(Goal of the exercise):
Pull every line containing "under" out of the material below.

================================

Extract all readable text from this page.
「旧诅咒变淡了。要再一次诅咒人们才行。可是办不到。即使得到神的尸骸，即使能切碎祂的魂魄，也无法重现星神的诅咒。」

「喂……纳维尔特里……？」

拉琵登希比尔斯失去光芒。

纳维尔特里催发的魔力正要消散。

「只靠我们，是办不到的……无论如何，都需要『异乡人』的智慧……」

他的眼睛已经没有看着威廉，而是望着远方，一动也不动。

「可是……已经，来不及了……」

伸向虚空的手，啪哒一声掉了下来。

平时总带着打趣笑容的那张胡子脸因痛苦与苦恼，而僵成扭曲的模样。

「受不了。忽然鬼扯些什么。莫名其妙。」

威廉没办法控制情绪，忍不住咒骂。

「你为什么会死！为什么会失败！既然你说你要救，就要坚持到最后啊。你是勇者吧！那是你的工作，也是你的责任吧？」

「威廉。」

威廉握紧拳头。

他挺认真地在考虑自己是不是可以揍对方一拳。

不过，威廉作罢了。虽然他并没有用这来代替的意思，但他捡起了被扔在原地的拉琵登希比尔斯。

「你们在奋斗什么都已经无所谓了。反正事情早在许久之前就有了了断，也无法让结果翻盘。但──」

================================

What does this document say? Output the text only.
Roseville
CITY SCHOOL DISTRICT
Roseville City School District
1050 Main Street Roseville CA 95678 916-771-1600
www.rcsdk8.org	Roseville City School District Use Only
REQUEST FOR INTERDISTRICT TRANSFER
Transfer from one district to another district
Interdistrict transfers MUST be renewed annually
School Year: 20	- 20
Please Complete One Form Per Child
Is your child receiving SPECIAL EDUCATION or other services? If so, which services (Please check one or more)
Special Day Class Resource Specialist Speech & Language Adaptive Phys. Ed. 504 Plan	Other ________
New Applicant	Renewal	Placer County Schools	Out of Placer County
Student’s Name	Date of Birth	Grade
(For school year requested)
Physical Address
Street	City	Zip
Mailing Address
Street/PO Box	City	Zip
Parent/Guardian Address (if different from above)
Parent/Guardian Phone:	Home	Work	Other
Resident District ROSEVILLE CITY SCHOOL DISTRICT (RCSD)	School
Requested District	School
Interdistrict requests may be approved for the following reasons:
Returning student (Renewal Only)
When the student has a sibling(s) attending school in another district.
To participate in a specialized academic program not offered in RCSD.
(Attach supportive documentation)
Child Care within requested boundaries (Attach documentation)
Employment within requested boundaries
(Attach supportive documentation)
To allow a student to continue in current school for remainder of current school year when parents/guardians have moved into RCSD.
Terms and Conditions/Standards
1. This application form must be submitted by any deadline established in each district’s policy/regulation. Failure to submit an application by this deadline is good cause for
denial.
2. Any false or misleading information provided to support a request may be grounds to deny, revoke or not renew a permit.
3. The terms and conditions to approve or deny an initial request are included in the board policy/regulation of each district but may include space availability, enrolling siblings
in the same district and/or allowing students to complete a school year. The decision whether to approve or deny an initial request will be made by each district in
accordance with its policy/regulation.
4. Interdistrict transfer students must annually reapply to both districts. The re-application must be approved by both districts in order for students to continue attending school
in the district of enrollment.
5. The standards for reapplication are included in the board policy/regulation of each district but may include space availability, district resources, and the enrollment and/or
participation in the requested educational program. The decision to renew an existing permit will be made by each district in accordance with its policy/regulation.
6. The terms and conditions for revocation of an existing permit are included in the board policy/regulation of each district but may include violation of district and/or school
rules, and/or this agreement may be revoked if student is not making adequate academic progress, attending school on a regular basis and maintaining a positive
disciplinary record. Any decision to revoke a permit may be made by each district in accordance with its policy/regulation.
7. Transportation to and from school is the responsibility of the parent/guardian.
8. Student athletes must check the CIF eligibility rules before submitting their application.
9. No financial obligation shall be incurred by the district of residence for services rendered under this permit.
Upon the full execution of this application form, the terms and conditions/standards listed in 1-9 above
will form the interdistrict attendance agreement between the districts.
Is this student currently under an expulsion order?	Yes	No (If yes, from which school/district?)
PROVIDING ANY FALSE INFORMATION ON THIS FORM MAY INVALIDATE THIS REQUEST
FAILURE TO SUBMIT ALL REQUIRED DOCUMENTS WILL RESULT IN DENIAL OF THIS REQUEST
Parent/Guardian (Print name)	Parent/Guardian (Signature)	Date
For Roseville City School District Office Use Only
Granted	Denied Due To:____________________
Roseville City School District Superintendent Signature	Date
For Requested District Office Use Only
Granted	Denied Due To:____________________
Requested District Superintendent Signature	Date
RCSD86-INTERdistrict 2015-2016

================================

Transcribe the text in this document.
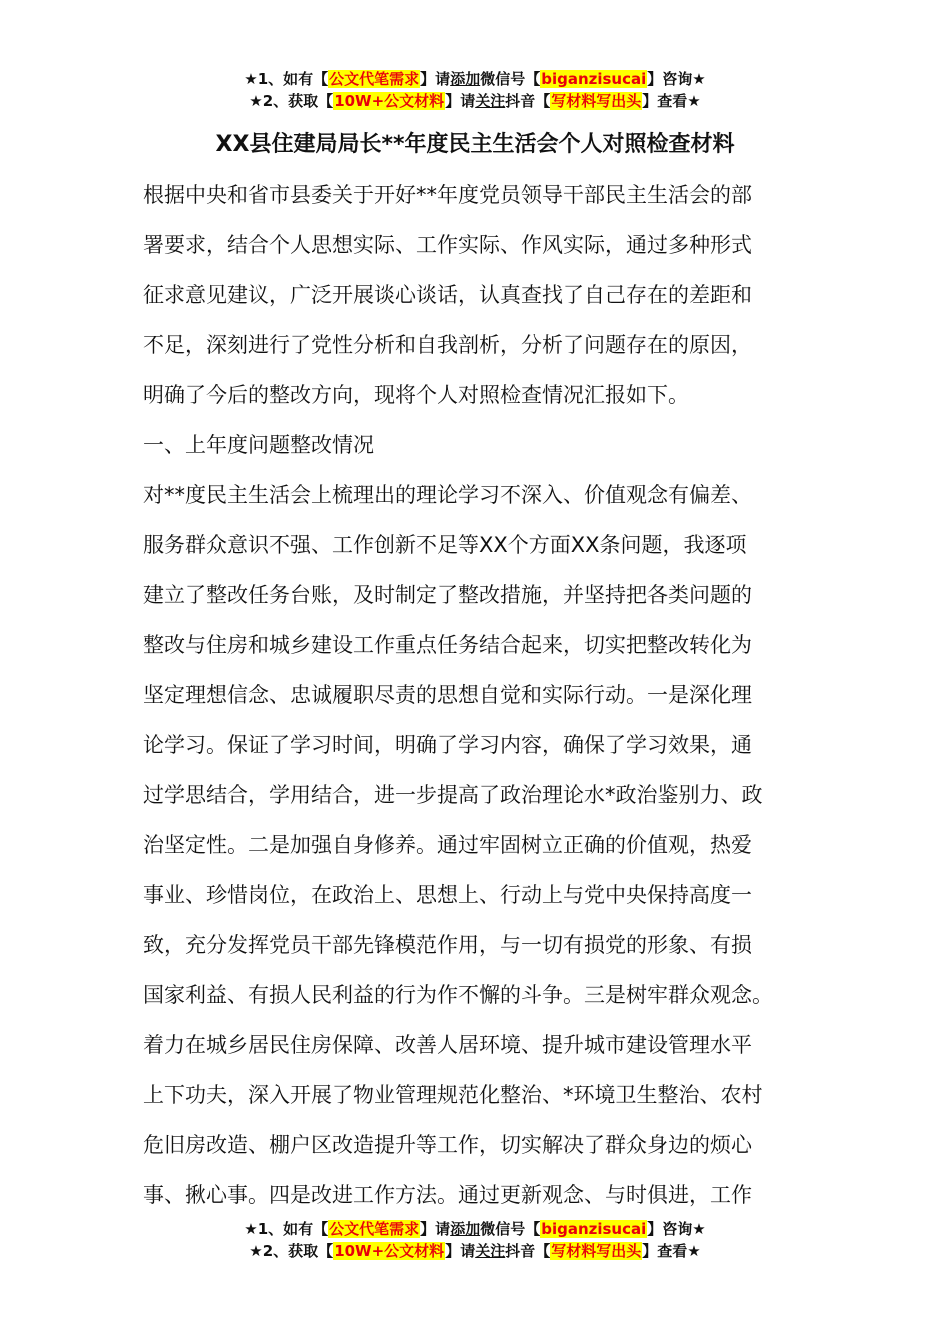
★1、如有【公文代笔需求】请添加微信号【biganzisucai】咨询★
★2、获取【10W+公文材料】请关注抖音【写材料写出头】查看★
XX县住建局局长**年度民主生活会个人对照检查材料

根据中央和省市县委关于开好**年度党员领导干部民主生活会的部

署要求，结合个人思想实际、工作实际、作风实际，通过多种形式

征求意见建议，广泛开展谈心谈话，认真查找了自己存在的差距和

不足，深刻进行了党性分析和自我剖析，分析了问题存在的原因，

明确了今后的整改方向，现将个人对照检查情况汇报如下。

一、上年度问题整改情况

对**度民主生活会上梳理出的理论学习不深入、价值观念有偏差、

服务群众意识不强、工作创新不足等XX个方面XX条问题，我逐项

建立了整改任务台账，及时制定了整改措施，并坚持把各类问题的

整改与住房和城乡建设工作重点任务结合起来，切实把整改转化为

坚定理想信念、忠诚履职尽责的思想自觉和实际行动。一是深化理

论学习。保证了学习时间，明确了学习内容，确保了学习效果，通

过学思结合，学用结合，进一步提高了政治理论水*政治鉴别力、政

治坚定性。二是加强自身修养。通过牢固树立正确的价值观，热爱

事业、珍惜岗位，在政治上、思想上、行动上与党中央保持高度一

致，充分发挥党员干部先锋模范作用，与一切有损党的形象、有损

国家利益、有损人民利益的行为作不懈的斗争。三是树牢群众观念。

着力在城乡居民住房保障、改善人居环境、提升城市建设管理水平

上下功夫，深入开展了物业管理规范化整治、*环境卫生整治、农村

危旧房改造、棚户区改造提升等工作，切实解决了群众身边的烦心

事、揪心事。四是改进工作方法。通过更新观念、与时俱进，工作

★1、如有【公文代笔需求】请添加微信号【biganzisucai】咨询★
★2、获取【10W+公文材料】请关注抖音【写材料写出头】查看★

================================

(Correct output):
9. No financial obligation shall be incurred by the district of residence for services rendered under this permit.
Is this student currently under an expulsion order?	Yes	No (If yes, from which school/district?)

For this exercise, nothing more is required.